[START OF RECORDS SHOWN]

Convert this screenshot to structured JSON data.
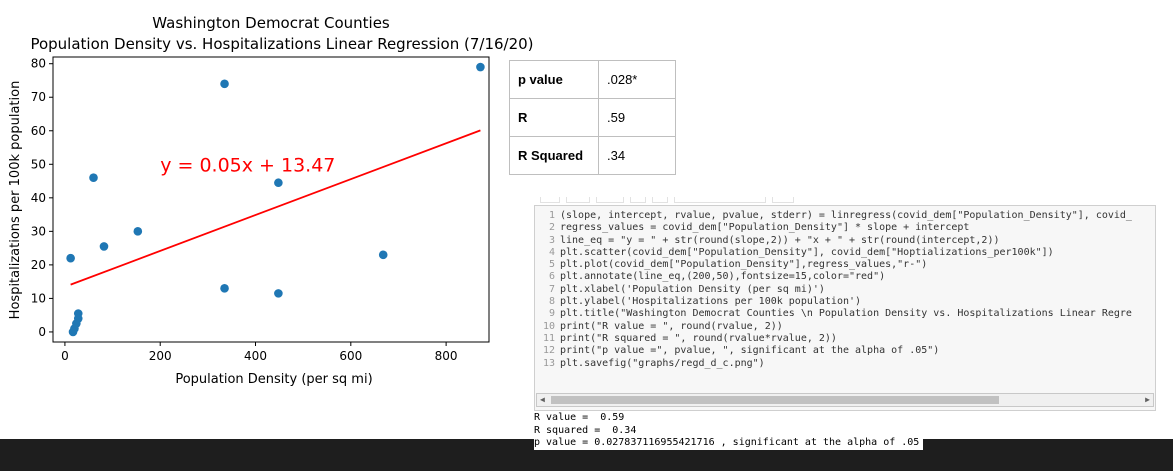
{
  "chart_data": {
    "type": "scatter",
    "title": "Washington Democrat Counties",
    "subtitle": "Population Density vs. Hospitalizations Linear Regression (7/16/20)",
    "xlabel": "Population Density (per sq mi)",
    "ylabel": "Hospitalizations per 100k population",
    "xlim": [
      -25,
      890
    ],
    "ylim": [
      -3,
      82
    ],
    "xticks": [
      0,
      200,
      400,
      600,
      800
    ],
    "yticks": [
      0,
      10,
      20,
      30,
      40,
      50,
      60,
      70,
      80
    ],
    "points": [
      {
        "x": 872,
        "y": 79
      },
      {
        "x": 335,
        "y": 74
      },
      {
        "x": 60,
        "y": 46
      },
      {
        "x": 448,
        "y": 44.5
      },
      {
        "x": 153,
        "y": 30
      },
      {
        "x": 82,
        "y": 25.5
      },
      {
        "x": 12,
        "y": 22
      },
      {
        "x": 668,
        "y": 23
      },
      {
        "x": 335,
        "y": 13
      },
      {
        "x": 448,
        "y": 11.5
      },
      {
        "x": 28,
        "y": 5.5
      },
      {
        "x": 28,
        "y": 4
      },
      {
        "x": 24,
        "y": 2.5
      },
      {
        "x": 20,
        "y": 1
      },
      {
        "x": 17,
        "y": 0
      }
    ],
    "regression": {
      "slope": 0.0535,
      "intercept": 13.47,
      "x_range": [
        12,
        872
      ],
      "color": "#ff0000"
    },
    "annotation": {
      "text": "y = 0.05x + 13.47",
      "x": 200,
      "y": 50,
      "color": "#ff0000"
    },
    "point_color": "#1f77b4"
  },
  "stats_table": [
    {
      "label": "p value",
      "value": ".028*"
    },
    {
      "label": "R",
      "value": ".59"
    },
    {
      "label": "R Squared",
      "value": ".34"
    }
  ],
  "code": [
    {
      "n": "1",
      "text": "(slope, intercept, rvalue, pvalue, stderr) = linregress(covid_dem[\"Population_Density\"], covid_"
    },
    {
      "n": "2",
      "text": "regress_values = covid_dem[\"Population_Density\"] * slope + intercept"
    },
    {
      "n": "3",
      "text": "line_eq = \"y = \" + str(round(slope,2)) + \"x + \" + str(round(intercept,2))"
    },
    {
      "n": "4",
      "text": "plt.scatter(covid_dem[\"Population_Density\"], covid_dem[\"Hoptializations_per100k\"])"
    },
    {
      "n": "5",
      "text": "plt.plot(covid_dem[\"Population_Density\"],regress_values,\"r-\")"
    },
    {
      "n": "6",
      "text": "plt.annotate(line_eq,(200,50),fontsize=15,color=\"red\")"
    },
    {
      "n": "7",
      "text": "plt.xlabel('Population Density (per sq mi)')"
    },
    {
      "n": "8",
      "text": "plt.ylabel('Hospitalizations per 100k population')"
    },
    {
      "n": "9",
      "text": "plt.title(\"Washington Democrat Counties \\n Population Density vs. Hospitalizations Linear Regre"
    },
    {
      "n": "10",
      "text": "print(\"R value = \", round(rvalue, 2))"
    },
    {
      "n": "11",
      "text": "print(\"R squared = \", round(rvalue*rvalue, 2))"
    },
    {
      "n": "12",
      "text": "print(\"p value =\", pvalue, \", significant at the alpha of .05\")"
    },
    {
      "n": "13",
      "text": "plt.savefig(\"graphs/regd_d_c.png\")"
    }
  ],
  "output": [
    "R value =  0.59",
    "R squared =  0.34",
    "p value = 0.027837116955421716 , significant at the alpha of .05"
  ]
}
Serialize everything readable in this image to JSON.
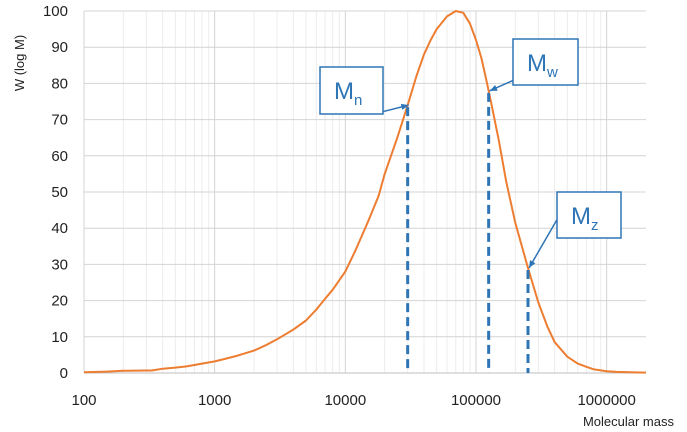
{
  "chart_data": {
    "type": "line",
    "xlabel": "Molecular mass",
    "ylabel": "W (log M)",
    "xscale": "log",
    "xlim": [
      100,
      2000000
    ],
    "ylim": [
      0,
      100
    ],
    "xticks": [
      100,
      1000,
      10000,
      100000,
      1000000
    ],
    "xtick_labels": [
      "100",
      "1000",
      "10000",
      "100000",
      "1000000"
    ],
    "yticks": [
      0,
      10,
      20,
      30,
      40,
      50,
      60,
      70,
      80,
      90,
      100
    ],
    "ytick_labels": [
      "0",
      "10",
      "20",
      "30",
      "40",
      "50",
      "60",
      "70",
      "80",
      "90",
      "100"
    ],
    "grid": true,
    "series": [
      {
        "color": "#ed7d31",
        "x": [
          100,
          150,
          200,
          300,
          330,
          400,
          500,
          600,
          700,
          800,
          1000,
          1200,
          1500,
          2000,
          2500,
          3000,
          4000,
          5000,
          6000,
          7000,
          8000,
          10000,
          12000,
          15000,
          18000,
          20000,
          25000,
          30000,
          35000,
          40000,
          45000,
          50000,
          60000,
          70000,
          80000,
          90000,
          100000,
          110000,
          120000,
          130000,
          150000,
          170000,
          200000,
          250000,
          300000,
          350000,
          400000,
          500000,
          600000,
          700000,
          800000,
          1000000,
          1200000,
          1500000,
          2000000
        ],
        "y": [
          0.2,
          0.4,
          0.6,
          0.7,
          0.7,
          1.2,
          1.5,
          1.8,
          2.2,
          2.6,
          3.2,
          3.9,
          4.8,
          6.2,
          7.8,
          9.3,
          12.0,
          14.5,
          17.5,
          20.5,
          23.0,
          28.0,
          34.0,
          42.0,
          49.0,
          55.0,
          65.0,
          74.0,
          82.0,
          88.0,
          92.0,
          95.0,
          98.5,
          100.0,
          99.5,
          96.5,
          92.0,
          87.0,
          81.0,
          75.0,
          64.0,
          53.0,
          41.5,
          29.0,
          19.5,
          13.0,
          8.5,
          4.5,
          2.6,
          1.7,
          1.0,
          0.5,
          0.3,
          0.2,
          0.1
        ]
      }
    ],
    "annotations": [
      {
        "label": "M",
        "sub": "n",
        "x": 30000
      },
      {
        "label": "M",
        "sub": "w",
        "x": 125000
      },
      {
        "label": "M",
        "sub": "z",
        "x": 250000
      }
    ],
    "colors": {
      "curve": "#ed7d31",
      "annotation": "#2e75b6"
    }
  }
}
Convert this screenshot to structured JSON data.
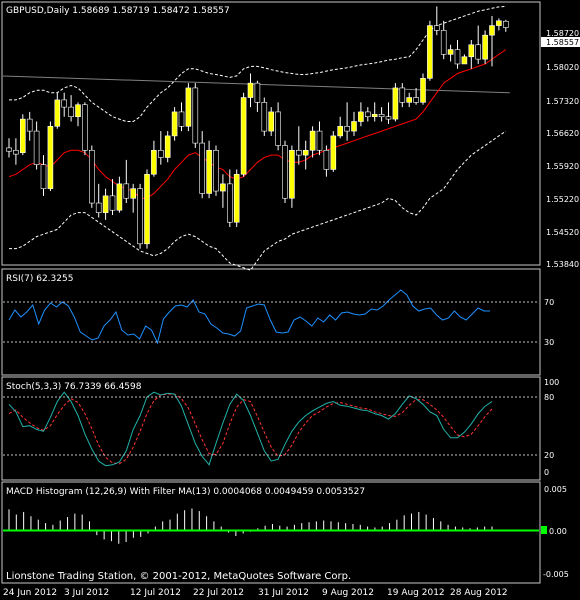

[END OF RECORDS SHOWN]

▶ _STATED EXERCISE_
Pictures are excluded; repeat every record exactly.

▶ _CORRECT ANSWER_
Convert this screenshot to structured JSON data.
{
  "chart_data": {
    "type": "scatter",
    "title": "Washington Democrat Counties",
    "subtitle": "Population Density vs. Hospitalizations Linear Regression (7/16/20)",
    "xlabel": "Population Density (per sq mi)",
    "ylabel": "Hospitalizations per 100k population",
    "xlim": [
      -25,
      890
    ],
    "ylim": [
      -3,
      82
    ],
    "xticks": [
      0,
      200,
      400,
      600,
      800
    ],
    "yticks": [
      0,
      10,
      20,
      30,
      40,
      50,
      60,
      70,
      80
    ],
    "points": [
      {
        "x": 872,
        "y": 79
      },
      {
        "x": 335,
        "y": 74
      },
      {
        "x": 60,
        "y": 46
      },
      {
        "x": 448,
        "y": 44.5
      },
      {
        "x": 153,
        "y": 30
      },
      {
        "x": 82,
        "y": 25.5
      },
      {
        "x": 12,
        "y": 22
      },
      {
        "x": 668,
        "y": 23
      },
      {
        "x": 335,
        "y": 13
      },
      {
        "x": 448,
        "y": 11.5
      },
      {
        "x": 28,
        "y": 5.5
      },
      {
        "x": 28,
        "y": 4
      },
      {
        "x": 24,
        "y": 2.5
      },
      {
        "x": 20,
        "y": 1
      },
      {
        "x": 17,
        "y": 0
      }
    ],
    "regression": {
      "slope": 0.0535,
      "intercept": 13.47,
      "x_range": [
        12,
        872
      ],
      "color": "#ff0000"
    },
    "annotation": {
      "text": "y = 0.05x + 13.47",
      "x": 200,
      "y": 50,
      "color": "#ff0000"
    },
    "point_color": "#1f77b4"
  },
  "stats_table": [
    {
      "label": "p value",
      "value": ".028*"
    },
    {
      "label": "R",
      "value": ".59"
    },
    {
      "label": "R Squared",
      "value": ".34"
    }
  ],
  "code": [
    {
      "n": "1",
      "text": "(slope, intercept, rvalue, pvalue, stderr) = linregress(covid_dem[\"Population_Density\"], covid_"
    },
    {
      "n": "2",
      "text": "regress_values = covid_dem[\"Population_Density\"] * slope + intercept"
    },
    {
      "n": "3",
      "text": "line_eq = \"y = \" + str(round(slope,2)) + \"x + \" + str(round(intercept,2))"
    },
    {
      "n": "4",
      "text": "plt.scatter(covid_dem[\"Population_Density\"], covid_dem[\"Hoptializations_per100k\"])"
    },
    {
      "n": "5",
      "text": "plt.plot(covid_dem[\"Population_Density\"],regress_values,\"r-\")"
    },
    {
      "n": "6",
      "text": "plt.annotate(line_eq,(200,50),fontsize=15,color=\"red\")"
    },
    {
      "n": "7",
      "text": "plt.xlabel('Population Density (per sq mi)')"
    },
    {
      "n": "8",
      "text": "plt.ylabel('Hospitalizations per 100k population')"
    },
    {
      "n": "9",
      "text": "plt.title(\"Washington Democrat Counties \\n Population Density vs. Hospitalizations Linear Regre"
    },
    {
      "n": "10",
      "text": "print(\"R value = \", round(rvalue, 2))"
    },
    {
      "n": "11",
      "text": "print(\"R squared = \", round(rvalue*rvalue, 2))"
    },
    {
      "n": "12",
      "text": "print(\"p value =\", pvalue, \", significant at the alpha of .05\")"
    },
    {
      "n": "13",
      "text": "plt.savefig(\"graphs/regd_d_c.png\")"
    }
  ],
  "output": [
    "R value =  0.59",
    "R squared =  0.34",
    "p value = 0.027837116955421716 , significant at the alpha of .05"
  ]
}
Serialize everything readable in this image to JSON.
{
  "chart_data": {
    "type": "line",
    "xlabel": "Molecular mass",
    "ylabel": "W (log M)",
    "xscale": "log",
    "xlim": [
      100,
      2000000
    ],
    "ylim": [
      0,
      100
    ],
    "xticks": [
      100,
      1000,
      10000,
      100000,
      1000000
    ],
    "xtick_labels": [
      "100",
      "1000",
      "10000",
      "100000",
      "1000000"
    ],
    "yticks": [
      0,
      10,
      20,
      30,
      40,
      50,
      60,
      70,
      80,
      90,
      100
    ],
    "ytick_labels": [
      "0",
      "10",
      "20",
      "30",
      "40",
      "50",
      "60",
      "70",
      "80",
      "90",
      "100"
    ],
    "grid": true,
    "series": [
      {
        "color": "#ed7d31",
        "x": [
          100,
          150,
          200,
          300,
          330,
          400,
          500,
          600,
          700,
          800,
          1000,
          1200,
          1500,
          2000,
          2500,
          3000,
          4000,
          5000,
          6000,
          7000,
          8000,
          10000,
          12000,
          15000,
          18000,
          20000,
          25000,
          30000,
          35000,
          40000,
          45000,
          50000,
          60000,
          70000,
          80000,
          90000,
          100000,
          110000,
          120000,
          130000,
          150000,
          170000,
          200000,
          250000,
          300000,
          350000,
          400000,
          500000,
          600000,
          700000,
          800000,
          1000000,
          1200000,
          1500000,
          2000000
        ],
        "y": [
          0.2,
          0.4,
          0.6,
          0.7,
          0.7,
          1.2,
          1.5,
          1.8,
          2.2,
          2.6,
          3.2,
          3.9,
          4.8,
          6.2,
          7.8,
          9.3,
          12.0,
          14.5,
          17.5,
          20.5,
          23.0,
          28.0,
          34.0,
          42.0,
          49.0,
          55.0,
          65.0,
          74.0,
          82.0,
          88.0,
          92.0,
          95.0,
          98.5,
          100.0,
          99.5,
          96.5,
          92.0,
          87.0,
          81.0,
          75.0,
          64.0,
          53.0,
          41.5,
          29.0,
          19.5,
          13.0,
          8.5,
          4.5,
          2.6,
          1.7,
          1.0,
          0.5,
          0.3,
          0.2,
          0.1
        ]
      }
    ],
    "annotations": [
      {
        "label": "M",
        "sub": "n",
        "x": 30000
      },
      {
        "label": "M",
        "sub": "w",
        "x": 125000
      },
      {
        "label": "M",
        "sub": "z",
        "x": 250000
      }
    ],
    "colors": {
      "curve": "#ed7d31",
      "annotation": "#2e75b6"
    }
  }
}
Convert this screenshot to structured JSON data.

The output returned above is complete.